Data to use:
[BEGIN]
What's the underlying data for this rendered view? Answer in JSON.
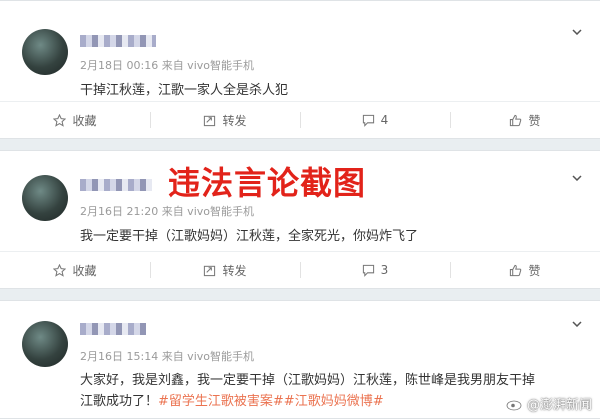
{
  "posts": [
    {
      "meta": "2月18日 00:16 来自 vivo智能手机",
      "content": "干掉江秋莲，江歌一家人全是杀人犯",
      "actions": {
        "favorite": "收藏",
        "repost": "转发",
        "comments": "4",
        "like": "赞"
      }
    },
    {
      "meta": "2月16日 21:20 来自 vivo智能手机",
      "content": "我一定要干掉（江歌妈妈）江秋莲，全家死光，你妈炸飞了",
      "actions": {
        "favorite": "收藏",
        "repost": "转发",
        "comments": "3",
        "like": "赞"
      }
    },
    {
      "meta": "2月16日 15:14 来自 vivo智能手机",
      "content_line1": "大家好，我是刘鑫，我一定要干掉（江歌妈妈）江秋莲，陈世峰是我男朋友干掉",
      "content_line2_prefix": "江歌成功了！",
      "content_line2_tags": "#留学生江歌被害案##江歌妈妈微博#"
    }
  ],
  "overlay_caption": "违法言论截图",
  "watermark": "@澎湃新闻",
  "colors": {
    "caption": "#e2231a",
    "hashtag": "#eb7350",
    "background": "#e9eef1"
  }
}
[END]
[BEGIN]
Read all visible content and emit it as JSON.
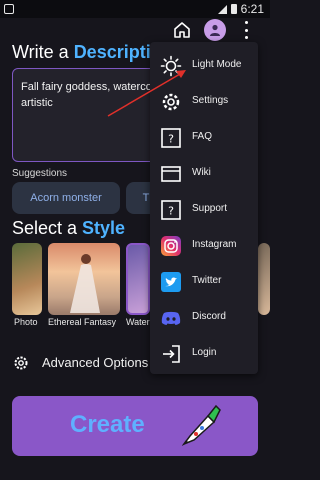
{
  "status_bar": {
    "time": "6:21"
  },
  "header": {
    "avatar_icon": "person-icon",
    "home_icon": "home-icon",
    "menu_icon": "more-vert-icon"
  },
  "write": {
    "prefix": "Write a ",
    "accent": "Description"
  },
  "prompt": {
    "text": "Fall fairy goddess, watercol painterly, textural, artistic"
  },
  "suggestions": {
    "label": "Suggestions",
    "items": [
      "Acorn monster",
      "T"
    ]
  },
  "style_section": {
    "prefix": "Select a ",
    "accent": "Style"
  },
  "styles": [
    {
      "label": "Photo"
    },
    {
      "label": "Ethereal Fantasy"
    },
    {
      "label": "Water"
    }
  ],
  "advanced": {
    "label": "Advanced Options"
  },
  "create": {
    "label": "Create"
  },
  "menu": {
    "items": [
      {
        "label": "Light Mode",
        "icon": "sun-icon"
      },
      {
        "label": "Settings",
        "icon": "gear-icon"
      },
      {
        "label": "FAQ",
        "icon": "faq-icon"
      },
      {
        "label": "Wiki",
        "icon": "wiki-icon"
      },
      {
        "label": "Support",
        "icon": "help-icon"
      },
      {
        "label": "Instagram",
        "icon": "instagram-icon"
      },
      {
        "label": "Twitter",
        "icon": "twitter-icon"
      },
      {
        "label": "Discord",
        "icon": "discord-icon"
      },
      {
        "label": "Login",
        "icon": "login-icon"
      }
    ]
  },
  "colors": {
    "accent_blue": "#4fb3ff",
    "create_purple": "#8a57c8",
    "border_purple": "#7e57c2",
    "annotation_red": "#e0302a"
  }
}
[END]
[BEGIN]
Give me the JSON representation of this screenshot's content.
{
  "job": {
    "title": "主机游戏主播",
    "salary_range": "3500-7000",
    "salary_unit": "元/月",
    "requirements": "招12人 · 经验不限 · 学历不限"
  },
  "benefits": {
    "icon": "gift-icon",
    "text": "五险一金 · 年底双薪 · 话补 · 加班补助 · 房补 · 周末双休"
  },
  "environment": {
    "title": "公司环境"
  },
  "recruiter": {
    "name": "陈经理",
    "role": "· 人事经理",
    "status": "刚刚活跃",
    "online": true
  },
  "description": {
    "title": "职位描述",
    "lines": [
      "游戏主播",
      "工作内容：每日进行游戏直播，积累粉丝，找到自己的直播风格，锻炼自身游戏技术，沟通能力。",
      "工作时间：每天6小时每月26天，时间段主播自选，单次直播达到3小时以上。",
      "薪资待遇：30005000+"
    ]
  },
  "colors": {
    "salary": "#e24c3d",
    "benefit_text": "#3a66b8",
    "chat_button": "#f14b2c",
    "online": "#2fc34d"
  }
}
[END]
Objective: Using the records above, copy every line that has the word "meta" in it.

Response below:
      "meta": "2月18日 00:16 来自 vivo智能手机",
      "meta": "2月16日 21:20 来自 vivo智能手机",
      "meta": "2月16日 15:14 来自 vivo智能手机",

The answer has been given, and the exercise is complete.